Given instruction |
Will you give the material below again, every line exactly as it is?

(Dataset rows about figures)

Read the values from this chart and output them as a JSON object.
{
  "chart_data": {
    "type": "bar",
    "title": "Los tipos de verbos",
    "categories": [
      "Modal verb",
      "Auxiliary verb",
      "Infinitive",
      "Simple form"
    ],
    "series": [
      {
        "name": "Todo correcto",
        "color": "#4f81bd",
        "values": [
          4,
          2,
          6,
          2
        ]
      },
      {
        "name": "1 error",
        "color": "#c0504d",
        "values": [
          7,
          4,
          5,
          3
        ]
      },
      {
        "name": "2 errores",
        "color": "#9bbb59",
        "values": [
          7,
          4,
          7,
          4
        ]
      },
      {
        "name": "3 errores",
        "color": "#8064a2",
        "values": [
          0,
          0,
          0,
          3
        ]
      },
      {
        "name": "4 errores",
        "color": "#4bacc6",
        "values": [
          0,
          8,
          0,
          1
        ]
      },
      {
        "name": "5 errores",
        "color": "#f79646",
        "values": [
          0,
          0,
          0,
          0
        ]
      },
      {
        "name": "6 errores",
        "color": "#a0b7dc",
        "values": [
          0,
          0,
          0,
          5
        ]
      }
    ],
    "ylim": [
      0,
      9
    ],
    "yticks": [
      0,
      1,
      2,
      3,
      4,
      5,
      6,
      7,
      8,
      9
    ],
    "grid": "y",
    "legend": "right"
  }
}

Result |
Read the values from this chart and output them as a JSON object.
{
  "chart_data": {
    "type": "bar",
    "title": "Los tipos de verbos",
    "categories": [
      "Modal verb",
      "Auxiliary verb",
      "Infinitive",
      "Simple form"
    ],
    "series": [
      {
        "name": "Todo correcto",
        "color": "#4f81bd",
        "values": [
          4,
          2,
          6,
          2
        ]
      },
      {
        "name": "1 error",
        "color": "#c0504d",
        "values": [
          7,
          4,
          5,
          3
        ]
      },
      {
        "name": "2 errores",
        "color": "#9bbb59",
        "values": [
          7,
          4,
          7,
          4
        ]
      },
      {
        "name": "3 errores",
        "color": "#8064a2",
        "values": [
          0,
          0,
          0,
          3
        ]
      },
      {
        "name": "4 errores",
        "color": "#4bacc6",
        "values": [
          0,
          8,
          0,
          1
        ]
      },
      {
        "name": "5 errores",
        "color": "#f79646",
        "values": [
          0,
          0,
          0,
          0
        ]
      },
      {
        "name": "6 errores",
        "color": "#a0b7dc",
        "values": [
          0,
          0,
          0,
          5
        ]
      }
    ],
    "ylim": [
      0,
      9
    ],
    "yticks": [
      0,
      1,
      2,
      3,
      4,
      5,
      6,
      7,
      8,
      9
    ],
    "grid": "y",
    "legend": "right"
  }
}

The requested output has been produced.